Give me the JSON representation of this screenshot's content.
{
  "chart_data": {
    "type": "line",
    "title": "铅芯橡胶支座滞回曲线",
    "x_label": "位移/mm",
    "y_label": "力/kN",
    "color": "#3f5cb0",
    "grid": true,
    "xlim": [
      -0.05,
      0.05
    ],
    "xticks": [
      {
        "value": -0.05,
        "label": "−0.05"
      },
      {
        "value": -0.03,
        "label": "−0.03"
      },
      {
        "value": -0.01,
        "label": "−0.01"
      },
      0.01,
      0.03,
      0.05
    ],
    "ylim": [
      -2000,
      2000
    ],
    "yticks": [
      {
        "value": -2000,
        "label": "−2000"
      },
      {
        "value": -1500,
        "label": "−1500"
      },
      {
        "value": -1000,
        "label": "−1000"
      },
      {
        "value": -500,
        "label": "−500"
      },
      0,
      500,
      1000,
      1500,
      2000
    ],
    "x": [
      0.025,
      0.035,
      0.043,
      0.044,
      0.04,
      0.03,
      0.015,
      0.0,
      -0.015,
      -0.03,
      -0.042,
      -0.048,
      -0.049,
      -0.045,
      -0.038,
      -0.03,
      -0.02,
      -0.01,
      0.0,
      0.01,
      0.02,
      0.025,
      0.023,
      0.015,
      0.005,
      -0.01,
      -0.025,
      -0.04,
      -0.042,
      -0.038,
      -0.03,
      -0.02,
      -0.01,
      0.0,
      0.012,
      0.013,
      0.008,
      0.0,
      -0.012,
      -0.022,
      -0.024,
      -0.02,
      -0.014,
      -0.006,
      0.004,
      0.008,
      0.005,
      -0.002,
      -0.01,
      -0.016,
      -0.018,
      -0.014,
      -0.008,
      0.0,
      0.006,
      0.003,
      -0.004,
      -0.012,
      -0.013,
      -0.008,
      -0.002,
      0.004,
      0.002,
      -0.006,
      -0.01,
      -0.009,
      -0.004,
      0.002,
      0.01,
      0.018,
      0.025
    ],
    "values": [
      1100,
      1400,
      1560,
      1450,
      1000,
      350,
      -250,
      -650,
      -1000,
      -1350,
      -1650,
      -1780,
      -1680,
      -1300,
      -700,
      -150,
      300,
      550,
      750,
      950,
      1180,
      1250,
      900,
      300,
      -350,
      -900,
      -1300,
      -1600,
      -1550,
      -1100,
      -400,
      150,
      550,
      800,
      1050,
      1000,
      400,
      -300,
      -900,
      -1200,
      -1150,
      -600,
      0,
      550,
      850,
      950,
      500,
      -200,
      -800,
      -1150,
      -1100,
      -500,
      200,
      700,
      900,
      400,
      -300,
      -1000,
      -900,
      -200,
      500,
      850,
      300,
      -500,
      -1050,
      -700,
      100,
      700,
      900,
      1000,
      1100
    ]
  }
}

Requirement — Set down every record above exactly as given.

Worked answer —
Give me the JSON representation of this screenshot's content.
{
  "chart_data": {
    "type": "line",
    "title": "铅芯橡胶支座滞回曲线",
    "x_label": "位移/mm",
    "y_label": "力/kN",
    "color": "#3f5cb0",
    "grid": true,
    "xlim": [
      -0.05,
      0.05
    ],
    "xticks": [
      {
        "value": -0.05,
        "label": "−0.05"
      },
      {
        "value": -0.03,
        "label": "−0.03"
      },
      {
        "value": -0.01,
        "label": "−0.01"
      },
      0.01,
      0.03,
      0.05
    ],
    "ylim": [
      -2000,
      2000
    ],
    "yticks": [
      {
        "value": -2000,
        "label": "−2000"
      },
      {
        "value": -1500,
        "label": "−1500"
      },
      {
        "value": -1000,
        "label": "−1000"
      },
      {
        "value": -500,
        "label": "−500"
      },
      0,
      500,
      1000,
      1500,
      2000
    ],
    "x": [
      0.025,
      0.035,
      0.043,
      0.044,
      0.04,
      0.03,
      0.015,
      0.0,
      -0.015,
      -0.03,
      -0.042,
      -0.048,
      -0.049,
      -0.045,
      -0.038,
      -0.03,
      -0.02,
      -0.01,
      0.0,
      0.01,
      0.02,
      0.025,
      0.023,
      0.015,
      0.005,
      -0.01,
      -0.025,
      -0.04,
      -0.042,
      -0.038,
      -0.03,
      -0.02,
      -0.01,
      0.0,
      0.012,
      0.013,
      0.008,
      0.0,
      -0.012,
      -0.022,
      -0.024,
      -0.02,
      -0.014,
      -0.006,
      0.004,
      0.008,
      0.005,
      -0.002,
      -0.01,
      -0.016,
      -0.018,
      -0.014,
      -0.008,
      0.0,
      0.006,
      0.003,
      -0.004,
      -0.012,
      -0.013,
      -0.008,
      -0.002,
      0.004,
      0.002,
      -0.006,
      -0.01,
      -0.009,
      -0.004,
      0.002,
      0.01,
      0.018,
      0.025
    ],
    "values": [
      1100,
      1400,
      1560,
      1450,
      1000,
      350,
      -250,
      -650,
      -1000,
      -1350,
      -1650,
      -1780,
      -1680,
      -1300,
      -700,
      -150,
      300,
      550,
      750,
      950,
      1180,
      1250,
      900,
      300,
      -350,
      -900,
      -1300,
      -1600,
      -1550,
      -1100,
      -400,
      150,
      550,
      800,
      1050,
      1000,
      400,
      -300,
      -900,
      -1200,
      -1150,
      -600,
      0,
      550,
      850,
      950,
      500,
      -200,
      -800,
      -1150,
      -1100,
      -500,
      200,
      700,
      900,
      400,
      -300,
      -1000,
      -900,
      -200,
      500,
      850,
      300,
      -500,
      -1050,
      -700,
      100,
      700,
      900,
      1000,
      1100
    ]
  }
}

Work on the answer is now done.